> Provided information
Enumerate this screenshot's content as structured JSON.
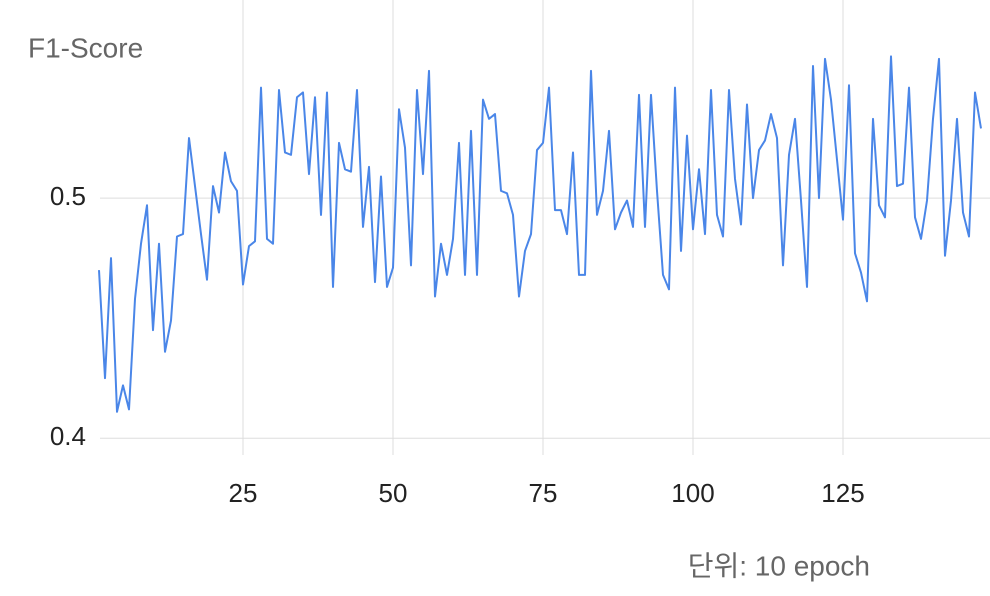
{
  "chart_data": {
    "type": "line",
    "y_axis_label": "F1-Score",
    "x_axis_label": "단위: 10 epoch",
    "x": [
      1,
      2,
      3,
      4,
      5,
      6,
      7,
      8,
      9,
      10,
      11,
      12,
      13,
      14,
      15,
      16,
      17,
      18,
      19,
      20,
      21,
      22,
      23,
      24,
      25,
      26,
      27,
      28,
      29,
      30,
      31,
      32,
      33,
      34,
      35,
      36,
      37,
      38,
      39,
      40,
      41,
      42,
      43,
      44,
      45,
      46,
      47,
      48,
      49,
      50,
      51,
      52,
      53,
      54,
      55,
      56,
      57,
      58,
      59,
      60,
      61,
      62,
      63,
      64,
      65,
      66,
      67,
      68,
      69,
      70,
      71,
      72,
      73,
      74,
      75,
      76,
      77,
      78,
      79,
      80,
      81,
      82,
      83,
      84,
      85,
      86,
      87,
      88,
      89,
      90,
      91,
      92,
      93,
      94,
      95,
      96,
      97,
      98,
      99,
      100,
      101,
      102,
      103,
      104,
      105,
      106,
      107,
      108,
      109,
      110,
      111,
      112,
      113,
      114,
      115,
      116,
      117,
      118,
      119,
      120,
      121,
      122,
      123,
      124,
      125,
      126,
      127,
      128,
      129,
      130,
      131,
      132,
      133,
      134,
      135,
      136,
      137,
      138,
      139,
      140,
      141,
      142,
      143,
      144,
      145,
      146,
      147,
      148
    ],
    "series": [
      {
        "name": "F1-Score",
        "color": "#4a86e8",
        "values": [
          0.47,
          0.425,
          0.475,
          0.411,
          0.422,
          0.412,
          0.458,
          0.481,
          0.497,
          0.445,
          0.481,
          0.436,
          0.449,
          0.484,
          0.485,
          0.525,
          0.505,
          0.485,
          0.466,
          0.505,
          0.494,
          0.519,
          0.507,
          0.503,
          0.464,
          0.48,
          0.482,
          0.546,
          0.483,
          0.481,
          0.545,
          0.519,
          0.518,
          0.542,
          0.544,
          0.51,
          0.542,
          0.493,
          0.544,
          0.463,
          0.523,
          0.512,
          0.511,
          0.545,
          0.488,
          0.513,
          0.465,
          0.509,
          0.463,
          0.471,
          0.537,
          0.521,
          0.472,
          0.545,
          0.51,
          0.553,
          0.459,
          0.481,
          0.468,
          0.483,
          0.523,
          0.468,
          0.528,
          0.468,
          0.541,
          0.533,
          0.535,
          0.503,
          0.502,
          0.493,
          0.459,
          0.478,
          0.485,
          0.52,
          0.523,
          0.546,
          0.495,
          0.495,
          0.485,
          0.519,
          0.468,
          0.468,
          0.553,
          0.493,
          0.503,
          0.528,
          0.487,
          0.494,
          0.499,
          0.488,
          0.543,
          0.488,
          0.543,
          0.503,
          0.468,
          0.462,
          0.546,
          0.478,
          0.526,
          0.487,
          0.512,
          0.485,
          0.545,
          0.493,
          0.484,
          0.545,
          0.508,
          0.489,
          0.539,
          0.5,
          0.52,
          0.524,
          0.535,
          0.525,
          0.472,
          0.518,
          0.533,
          0.499,
          0.463,
          0.555,
          0.5,
          0.558,
          0.541,
          0.516,
          0.491,
          0.547,
          0.477,
          0.469,
          0.457,
          0.533,
          0.497,
          0.492,
          0.559,
          0.505,
          0.506,
          0.546,
          0.492,
          0.483,
          0.499,
          0.533,
          0.558,
          0.476,
          0.499,
          0.533,
          0.494,
          0.484,
          0.544,
          0.529
        ]
      }
    ],
    "xlim": [
      0,
      149.5
    ],
    "xticks": [
      25,
      50,
      75,
      100,
      125
    ],
    "ylim": [
      0.393,
      0.5825
    ],
    "yticks": [
      0.4,
      0.5
    ],
    "grid": true
  }
}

> What is expected
Restate each entry word for word, leaving out any pictures.

> Solution for this exercise
Enumerate this screenshot's content as structured JSON.
{
  "chart_data": {
    "type": "line",
    "y_axis_label": "F1-Score",
    "x_axis_label": "단위: 10 epoch",
    "x": [
      1,
      2,
      3,
      4,
      5,
      6,
      7,
      8,
      9,
      10,
      11,
      12,
      13,
      14,
      15,
      16,
      17,
      18,
      19,
      20,
      21,
      22,
      23,
      24,
      25,
      26,
      27,
      28,
      29,
      30,
      31,
      32,
      33,
      34,
      35,
      36,
      37,
      38,
      39,
      40,
      41,
      42,
      43,
      44,
      45,
      46,
      47,
      48,
      49,
      50,
      51,
      52,
      53,
      54,
      55,
      56,
      57,
      58,
      59,
      60,
      61,
      62,
      63,
      64,
      65,
      66,
      67,
      68,
      69,
      70,
      71,
      72,
      73,
      74,
      75,
      76,
      77,
      78,
      79,
      80,
      81,
      82,
      83,
      84,
      85,
      86,
      87,
      88,
      89,
      90,
      91,
      92,
      93,
      94,
      95,
      96,
      97,
      98,
      99,
      100,
      101,
      102,
      103,
      104,
      105,
      106,
      107,
      108,
      109,
      110,
      111,
      112,
      113,
      114,
      115,
      116,
      117,
      118,
      119,
      120,
      121,
      122,
      123,
      124,
      125,
      126,
      127,
      128,
      129,
      130,
      131,
      132,
      133,
      134,
      135,
      136,
      137,
      138,
      139,
      140,
      141,
      142,
      143,
      144,
      145,
      146,
      147,
      148
    ],
    "series": [
      {
        "name": "F1-Score",
        "color": "#4a86e8",
        "values": [
          0.47,
          0.425,
          0.475,
          0.411,
          0.422,
          0.412,
          0.458,
          0.481,
          0.497,
          0.445,
          0.481,
          0.436,
          0.449,
          0.484,
          0.485,
          0.525,
          0.505,
          0.485,
          0.466,
          0.505,
          0.494,
          0.519,
          0.507,
          0.503,
          0.464,
          0.48,
          0.482,
          0.546,
          0.483,
          0.481,
          0.545,
          0.519,
          0.518,
          0.542,
          0.544,
          0.51,
          0.542,
          0.493,
          0.544,
          0.463,
          0.523,
          0.512,
          0.511,
          0.545,
          0.488,
          0.513,
          0.465,
          0.509,
          0.463,
          0.471,
          0.537,
          0.521,
          0.472,
          0.545,
          0.51,
          0.553,
          0.459,
          0.481,
          0.468,
          0.483,
          0.523,
          0.468,
          0.528,
          0.468,
          0.541,
          0.533,
          0.535,
          0.503,
          0.502,
          0.493,
          0.459,
          0.478,
          0.485,
          0.52,
          0.523,
          0.546,
          0.495,
          0.495,
          0.485,
          0.519,
          0.468,
          0.468,
          0.553,
          0.493,
          0.503,
          0.528,
          0.487,
          0.494,
          0.499,
          0.488,
          0.543,
          0.488,
          0.543,
          0.503,
          0.468,
          0.462,
          0.546,
          0.478,
          0.526,
          0.487,
          0.512,
          0.485,
          0.545,
          0.493,
          0.484,
          0.545,
          0.508,
          0.489,
          0.539,
          0.5,
          0.52,
          0.524,
          0.535,
          0.525,
          0.472,
          0.518,
          0.533,
          0.499,
          0.463,
          0.555,
          0.5,
          0.558,
          0.541,
          0.516,
          0.491,
          0.547,
          0.477,
          0.469,
          0.457,
          0.533,
          0.497,
          0.492,
          0.559,
          0.505,
          0.506,
          0.546,
          0.492,
          0.483,
          0.499,
          0.533,
          0.558,
          0.476,
          0.499,
          0.533,
          0.494,
          0.484,
          0.544,
          0.529
        ]
      }
    ],
    "xlim": [
      0,
      149.5
    ],
    "xticks": [
      25,
      50,
      75,
      100,
      125
    ],
    "ylim": [
      0.393,
      0.5825
    ],
    "yticks": [
      0.4,
      0.5
    ],
    "grid": true
  }
}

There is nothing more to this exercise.